**Written request**
Update the records below so that every "time stamp" becomes "timestamp", and leave everything else unchanged.

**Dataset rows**
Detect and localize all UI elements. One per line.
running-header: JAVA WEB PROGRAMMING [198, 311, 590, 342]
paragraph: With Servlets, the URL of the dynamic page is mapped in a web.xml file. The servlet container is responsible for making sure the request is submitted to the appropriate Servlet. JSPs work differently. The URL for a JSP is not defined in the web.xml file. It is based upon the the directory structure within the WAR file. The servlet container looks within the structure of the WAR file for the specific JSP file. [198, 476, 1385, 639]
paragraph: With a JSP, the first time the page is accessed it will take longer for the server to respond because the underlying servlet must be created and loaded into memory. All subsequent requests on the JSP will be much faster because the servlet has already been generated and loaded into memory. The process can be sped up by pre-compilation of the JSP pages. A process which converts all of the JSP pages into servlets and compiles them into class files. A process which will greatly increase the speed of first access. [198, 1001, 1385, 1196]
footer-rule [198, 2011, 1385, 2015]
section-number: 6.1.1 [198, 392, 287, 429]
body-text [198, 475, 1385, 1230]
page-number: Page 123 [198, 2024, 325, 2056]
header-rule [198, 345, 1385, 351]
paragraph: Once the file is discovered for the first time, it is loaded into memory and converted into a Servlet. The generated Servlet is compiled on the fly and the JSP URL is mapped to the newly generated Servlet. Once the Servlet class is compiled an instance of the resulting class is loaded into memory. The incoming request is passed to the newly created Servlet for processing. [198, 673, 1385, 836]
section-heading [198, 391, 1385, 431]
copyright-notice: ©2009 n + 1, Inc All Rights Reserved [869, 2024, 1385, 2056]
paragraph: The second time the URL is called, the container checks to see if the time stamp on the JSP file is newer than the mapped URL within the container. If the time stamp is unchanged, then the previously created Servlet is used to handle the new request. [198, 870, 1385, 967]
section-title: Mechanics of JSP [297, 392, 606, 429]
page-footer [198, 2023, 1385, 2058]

**Exercise response**
Detect and localize all UI elements. One per line.
running-header: JAVA WEB PROGRAMMING [198, 311, 590, 342]
paragraph: With Servlets, the URL of the dynamic page is mapped in a web.xml file. The servlet container is responsible for making sure the request is submitted to the appropriate Servlet. JSPs work differently. The URL for a JSP is not defined in the web.xml file. It is based upon the the directory structure within the WAR file. The servlet container looks within the structure of the WAR file for the specific JSP file. [198, 476, 1385, 639]
paragraph: With a JSP, the first time the page is accessed it will take longer for the server to respond because the underlying servlet must be created and loaded into memory. All subsequent requests on the JSP will be much faster because the servlet has already been generated and loaded into memory. The process can be sped up by pre-compilation of the JSP pages. A process which converts all of the JSP pages into servlets and compiles them into class files. A process which will greatly increase the speed of first access. [198, 1001, 1385, 1196]
footer-rule [198, 2011, 1385, 2015]
section-number: 6.1.1 [198, 392, 287, 429]
body-text [198, 475, 1385, 1230]
page-number: Page 123 [198, 2024, 325, 2056]
header-rule [198, 345, 1385, 351]
paragraph: Once the file is discovered for the first time, it is loaded into memory and converted into a Servlet. The generated Servlet is compiled on the fly and the JSP URL is mapped to the newly generated Servlet. Once the Servlet class is compiled an instance of the resulting class is loaded into memory. The incoming request is passed to the newly created Servlet for processing. [198, 673, 1385, 836]
section-heading [198, 391, 1385, 431]
copyright-notice: ©2009 n + 1, Inc All Rights Reserved [869, 2024, 1385, 2056]
paragraph: The second time the URL is called, the container checks to see if the timestamp on the JSP file is newer than the mapped URL within the container. If the timestamp is unchanged, then the previously created Servlet is used to handle the new request. [198, 870, 1385, 967]
section-title: Mechanics of JSP [297, 392, 606, 429]
page-footer [198, 2023, 1385, 2058]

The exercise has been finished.